**PROBLEM DESCRIPTION**
Copy out lines with the word "JSON" from the material that follows.

**RECORD EXTRACTS**
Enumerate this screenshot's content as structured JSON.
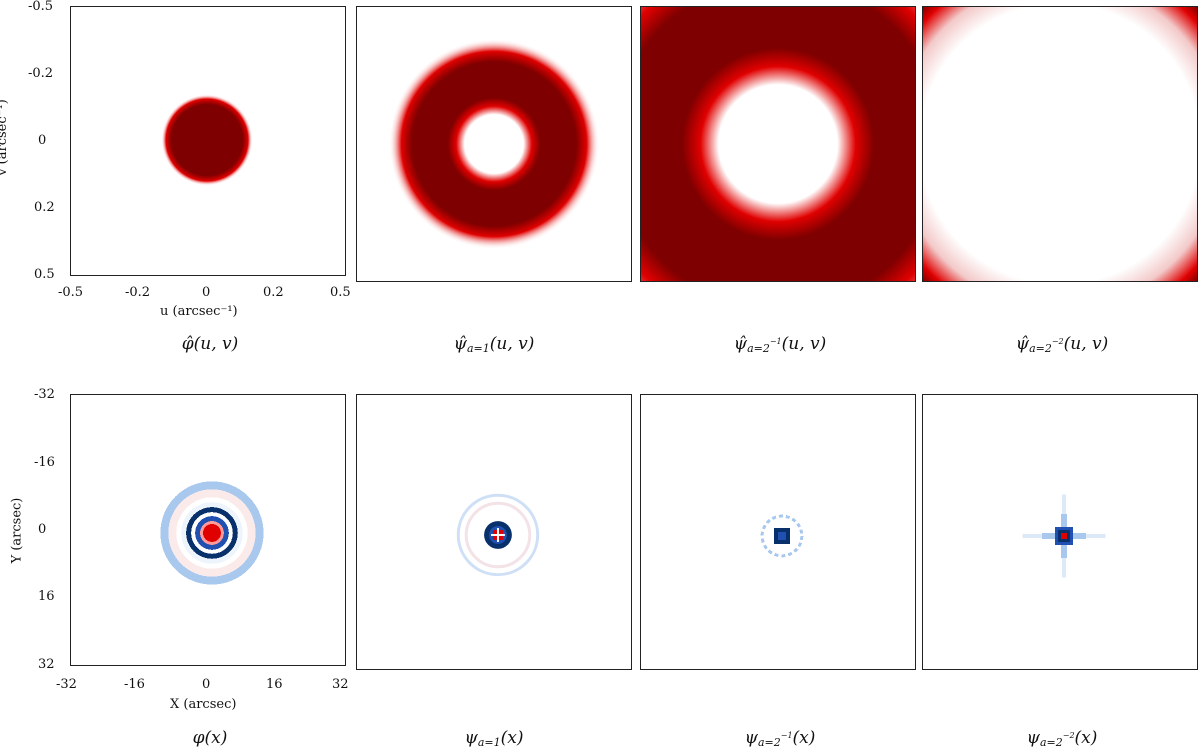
{
  "figure": {
    "top_row": {
      "ylabel": "v (arcsec⁻¹)",
      "xlabel": "u (arcsec⁻¹)",
      "yticks": [
        "-0.5",
        "-0.2",
        "0",
        "0.2",
        "0.5"
      ],
      "xticks": [
        "-0.5",
        "-0.2",
        "0",
        "0.2",
        "0.5"
      ],
      "captions": [
        {
          "main": "φ̂(u, v)",
          "sub": "",
          "sup": ""
        },
        {
          "main": "ψ̂",
          "sub": "a=1",
          "sup": "",
          "tail": "(u, v)"
        },
        {
          "main": "ψ̂",
          "sub": "a=2",
          "sup": "−1",
          "tail": "(u, v)"
        },
        {
          "main": "ψ̂",
          "sub": "a=2",
          "sup": "−2",
          "tail": "(u, v)"
        }
      ]
    },
    "bottom_row": {
      "ylabel": "Y (arcsec)",
      "xlabel": "X (arcsec)",
      "yticks": [
        "-32",
        "-16",
        "0",
        "16",
        "32"
      ],
      "xticks": [
        "-32",
        "-16",
        "0",
        "16",
        "32"
      ],
      "captions": [
        {
          "main": "φ(x)",
          "sub": "",
          "sup": ""
        },
        {
          "main": "ψ",
          "sub": "a=1",
          "sup": "",
          "tail": "(x)"
        },
        {
          "main": "ψ",
          "sub": "a=2",
          "sup": "−1",
          "tail": "(x)"
        },
        {
          "main": "ψ",
          "sub": "a=2",
          "sup": "−2",
          "tail": "(x)"
        }
      ]
    },
    "colors": {
      "dark_red": "#7f0000",
      "red": "#e00000",
      "dark_blue": "#08306b",
      "blue": "#2050b0",
      "light_blue": "#a8c8ee"
    }
  }
}
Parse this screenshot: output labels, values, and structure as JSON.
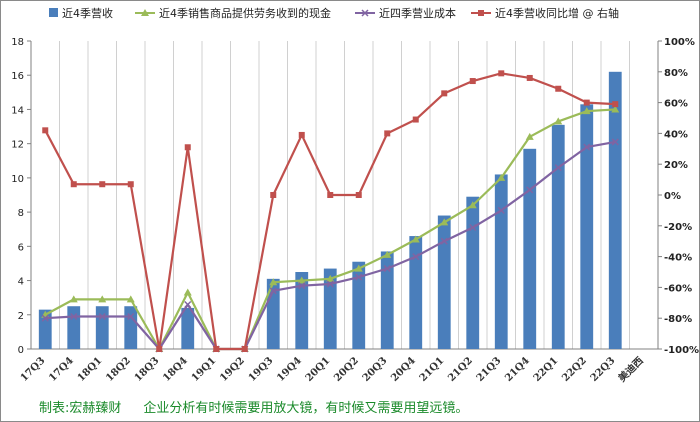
{
  "chart_data": {
    "type": "bar",
    "categories": [
      "17Q3",
      "17Q4",
      "18Q1",
      "18Q2",
      "18Q3",
      "18Q4",
      "19Q1",
      "19Q2",
      "19Q3",
      "19Q4",
      "20Q1",
      "20Q2",
      "20Q3",
      "20Q4",
      "21Q1",
      "21Q2",
      "21Q3",
      "21Q4",
      "22Q1",
      "22Q2",
      "22Q3",
      "美迪西"
    ],
    "ylim": [
      0,
      18
    ],
    "y_ticks": [
      0,
      2,
      4,
      6,
      8,
      10,
      12,
      14,
      16,
      18
    ],
    "y2lim": [
      -100,
      100
    ],
    "y2_ticks": [
      "-100%",
      "-80%",
      "-60%",
      "-40%",
      "-20%",
      "0%",
      "20%",
      "40%",
      "60%",
      "80%",
      "100%"
    ],
    "grid": "vertical",
    "legend_position": "top",
    "series": [
      {
        "name": "近4季营收",
        "type": "bar",
        "axis": "left",
        "color": "#4a7ebb",
        "values": [
          2.3,
          2.5,
          2.5,
          2.5,
          0,
          2.4,
          0,
          0,
          4.1,
          4.5,
          4.7,
          5.1,
          5.7,
          6.6,
          7.8,
          8.9,
          10.2,
          11.7,
          13.1,
          14.3,
          16.2,
          null
        ]
      },
      {
        "name": "近4季销售商品提供劳务收到的现金",
        "type": "line",
        "axis": "left",
        "color": "#9bbb59",
        "marker": "triangle",
        "values": [
          2.0,
          2.9,
          2.9,
          2.9,
          0,
          3.3,
          0,
          0,
          3.9,
          4.0,
          4.1,
          4.7,
          5.5,
          6.4,
          7.4,
          8.4,
          10.0,
          12.4,
          13.3,
          13.9,
          14.0,
          null
        ]
      },
      {
        "name": "近四季营业成本",
        "type": "line",
        "axis": "left",
        "color": "#8064a2",
        "marker": "x",
        "values": [
          1.8,
          1.9,
          1.9,
          1.9,
          0,
          2.6,
          0,
          0,
          3.4,
          3.7,
          3.8,
          4.2,
          4.7,
          5.4,
          6.3,
          7.1,
          8.1,
          9.3,
          10.6,
          11.8,
          12.1,
          null
        ]
      },
      {
        "name": "近4季营收同比增 @ 右轴",
        "type": "line",
        "axis": "right",
        "color": "#c0504d",
        "marker": "square",
        "values": [
          42,
          7,
          7,
          7,
          -100,
          31,
          -100,
          -100,
          0,
          39,
          0,
          0,
          40,
          49,
          66,
          74,
          79,
          76,
          69,
          60,
          59,
          null
        ]
      }
    ]
  },
  "footer": {
    "source": "制表:宏赫臻财",
    "slogan": "企业分析有时候需要用放大镜，有时候又需要用望远镜。"
  }
}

**SOLUTION TO THE PROBLEM**
Enumerate this screenshot's content as structured JSON.
Parse this screenshot: output labels, values, and structure as JSON.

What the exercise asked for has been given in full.